**Supplied records**.

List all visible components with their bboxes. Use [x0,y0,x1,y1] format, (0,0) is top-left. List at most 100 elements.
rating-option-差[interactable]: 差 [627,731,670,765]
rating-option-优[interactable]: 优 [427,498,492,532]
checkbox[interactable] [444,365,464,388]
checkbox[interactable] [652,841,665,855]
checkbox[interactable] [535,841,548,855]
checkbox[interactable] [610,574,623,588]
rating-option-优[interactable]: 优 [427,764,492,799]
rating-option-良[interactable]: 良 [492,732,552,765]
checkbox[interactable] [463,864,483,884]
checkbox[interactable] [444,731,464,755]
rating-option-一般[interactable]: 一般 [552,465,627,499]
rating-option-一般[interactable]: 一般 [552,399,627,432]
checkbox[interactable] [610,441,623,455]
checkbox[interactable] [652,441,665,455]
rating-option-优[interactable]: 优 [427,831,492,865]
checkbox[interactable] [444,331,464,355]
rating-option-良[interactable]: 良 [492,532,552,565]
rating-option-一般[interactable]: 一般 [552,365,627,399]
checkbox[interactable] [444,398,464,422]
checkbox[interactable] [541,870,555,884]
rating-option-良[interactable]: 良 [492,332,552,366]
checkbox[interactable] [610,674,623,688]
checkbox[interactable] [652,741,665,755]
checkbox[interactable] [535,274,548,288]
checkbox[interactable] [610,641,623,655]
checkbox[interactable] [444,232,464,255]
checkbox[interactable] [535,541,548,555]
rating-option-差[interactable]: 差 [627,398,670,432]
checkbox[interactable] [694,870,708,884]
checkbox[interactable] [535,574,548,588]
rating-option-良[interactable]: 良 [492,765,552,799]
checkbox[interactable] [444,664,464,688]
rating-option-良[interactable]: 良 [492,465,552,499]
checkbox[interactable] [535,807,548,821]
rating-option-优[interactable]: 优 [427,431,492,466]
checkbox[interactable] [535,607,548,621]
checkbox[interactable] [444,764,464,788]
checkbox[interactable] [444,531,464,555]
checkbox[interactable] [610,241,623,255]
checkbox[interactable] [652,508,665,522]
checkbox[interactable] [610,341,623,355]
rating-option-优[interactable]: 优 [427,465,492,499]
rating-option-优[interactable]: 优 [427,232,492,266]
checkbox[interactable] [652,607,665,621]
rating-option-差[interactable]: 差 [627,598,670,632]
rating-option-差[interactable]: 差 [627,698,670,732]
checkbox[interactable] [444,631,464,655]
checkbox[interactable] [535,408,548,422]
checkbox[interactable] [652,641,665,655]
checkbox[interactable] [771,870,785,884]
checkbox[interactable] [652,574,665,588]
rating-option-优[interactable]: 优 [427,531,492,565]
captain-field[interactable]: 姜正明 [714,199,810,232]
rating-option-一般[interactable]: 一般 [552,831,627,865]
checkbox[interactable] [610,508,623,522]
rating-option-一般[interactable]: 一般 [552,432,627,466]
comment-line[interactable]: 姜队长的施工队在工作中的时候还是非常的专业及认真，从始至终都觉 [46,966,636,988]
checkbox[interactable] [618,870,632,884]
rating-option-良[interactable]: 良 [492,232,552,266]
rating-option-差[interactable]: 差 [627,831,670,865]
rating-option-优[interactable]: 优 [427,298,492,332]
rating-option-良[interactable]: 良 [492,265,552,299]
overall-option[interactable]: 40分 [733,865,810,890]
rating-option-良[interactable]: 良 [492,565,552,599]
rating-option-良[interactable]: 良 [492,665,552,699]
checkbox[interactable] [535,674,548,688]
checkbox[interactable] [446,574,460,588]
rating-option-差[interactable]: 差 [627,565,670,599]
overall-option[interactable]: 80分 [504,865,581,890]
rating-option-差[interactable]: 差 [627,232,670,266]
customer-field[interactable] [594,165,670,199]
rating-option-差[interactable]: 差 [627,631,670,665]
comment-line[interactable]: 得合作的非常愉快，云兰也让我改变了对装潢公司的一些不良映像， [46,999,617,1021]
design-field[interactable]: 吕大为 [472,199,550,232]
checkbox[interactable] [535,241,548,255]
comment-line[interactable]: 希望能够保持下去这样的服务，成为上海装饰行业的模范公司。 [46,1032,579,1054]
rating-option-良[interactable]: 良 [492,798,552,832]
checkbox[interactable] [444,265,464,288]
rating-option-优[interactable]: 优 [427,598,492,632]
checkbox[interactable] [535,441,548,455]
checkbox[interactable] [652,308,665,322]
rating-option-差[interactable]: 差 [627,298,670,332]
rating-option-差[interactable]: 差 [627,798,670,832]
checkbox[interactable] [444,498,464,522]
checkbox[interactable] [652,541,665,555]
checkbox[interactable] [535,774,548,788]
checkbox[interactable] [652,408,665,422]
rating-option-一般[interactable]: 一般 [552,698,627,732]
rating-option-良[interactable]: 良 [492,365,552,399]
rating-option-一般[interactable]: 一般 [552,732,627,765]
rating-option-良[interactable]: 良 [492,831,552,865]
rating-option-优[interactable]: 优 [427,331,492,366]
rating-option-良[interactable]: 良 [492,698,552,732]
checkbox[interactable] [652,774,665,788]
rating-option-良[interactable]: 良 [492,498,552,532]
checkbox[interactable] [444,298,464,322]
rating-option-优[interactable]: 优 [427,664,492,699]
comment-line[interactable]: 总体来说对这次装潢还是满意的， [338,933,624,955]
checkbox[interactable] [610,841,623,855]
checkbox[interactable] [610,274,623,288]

**Problem statement**. Set down unchanged the lines of the items above, from the first line through the line containing "checkbox[interactable] [444,764,464,788]", with both of those lines included.

**Written reply**.
List all visible components with their bboxes. Use [x0,y0,x1,y1] format, (0,0) is top-left. List at most 100 elements.
rating-option-差[interactable]: 差 [627,731,670,765]
rating-option-优[interactable]: 优 [427,498,492,532]
checkbox[interactable] [444,365,464,388]
checkbox[interactable] [652,841,665,855]
checkbox[interactable] [535,841,548,855]
checkbox[interactable] [610,574,623,588]
rating-option-优[interactable]: 优 [427,764,492,799]
rating-option-良[interactable]: 良 [492,732,552,765]
checkbox[interactable] [463,864,483,884]
checkbox[interactable] [444,731,464,755]
rating-option-一般[interactable]: 一般 [552,465,627,499]
rating-option-一般[interactable]: 一般 [552,399,627,432]
checkbox[interactable] [610,441,623,455]
checkbox[interactable] [652,441,665,455]
rating-option-优[interactable]: 优 [427,831,492,865]
checkbox[interactable] [444,331,464,355]
rating-option-良[interactable]: 良 [492,532,552,565]
rating-option-一般[interactable]: 一般 [552,365,627,399]
checkbox[interactable] [444,398,464,422]
checkbox[interactable] [541,870,555,884]
rating-option-良[interactable]: 良 [492,332,552,366]
checkbox[interactable] [610,674,623,688]
checkbox[interactable] [652,741,665,755]
checkbox[interactable] [535,274,548,288]
checkbox[interactable] [610,641,623,655]
checkbox[interactable] [444,232,464,255]
checkbox[interactable] [535,541,548,555]
rating-option-差[interactable]: 差 [627,398,670,432]
checkbox[interactable] [694,870,708,884]
checkbox[interactable] [535,574,548,588]
rating-option-良[interactable]: 良 [492,765,552,799]
checkbox[interactable] [444,664,464,688]
rating-option-良[interactable]: 良 [492,465,552,499]
checkbox[interactable] [535,807,548,821]
rating-option-优[interactable]: 优 [427,431,492,466]
checkbox[interactable] [535,607,548,621]
checkbox[interactable] [444,764,464,788]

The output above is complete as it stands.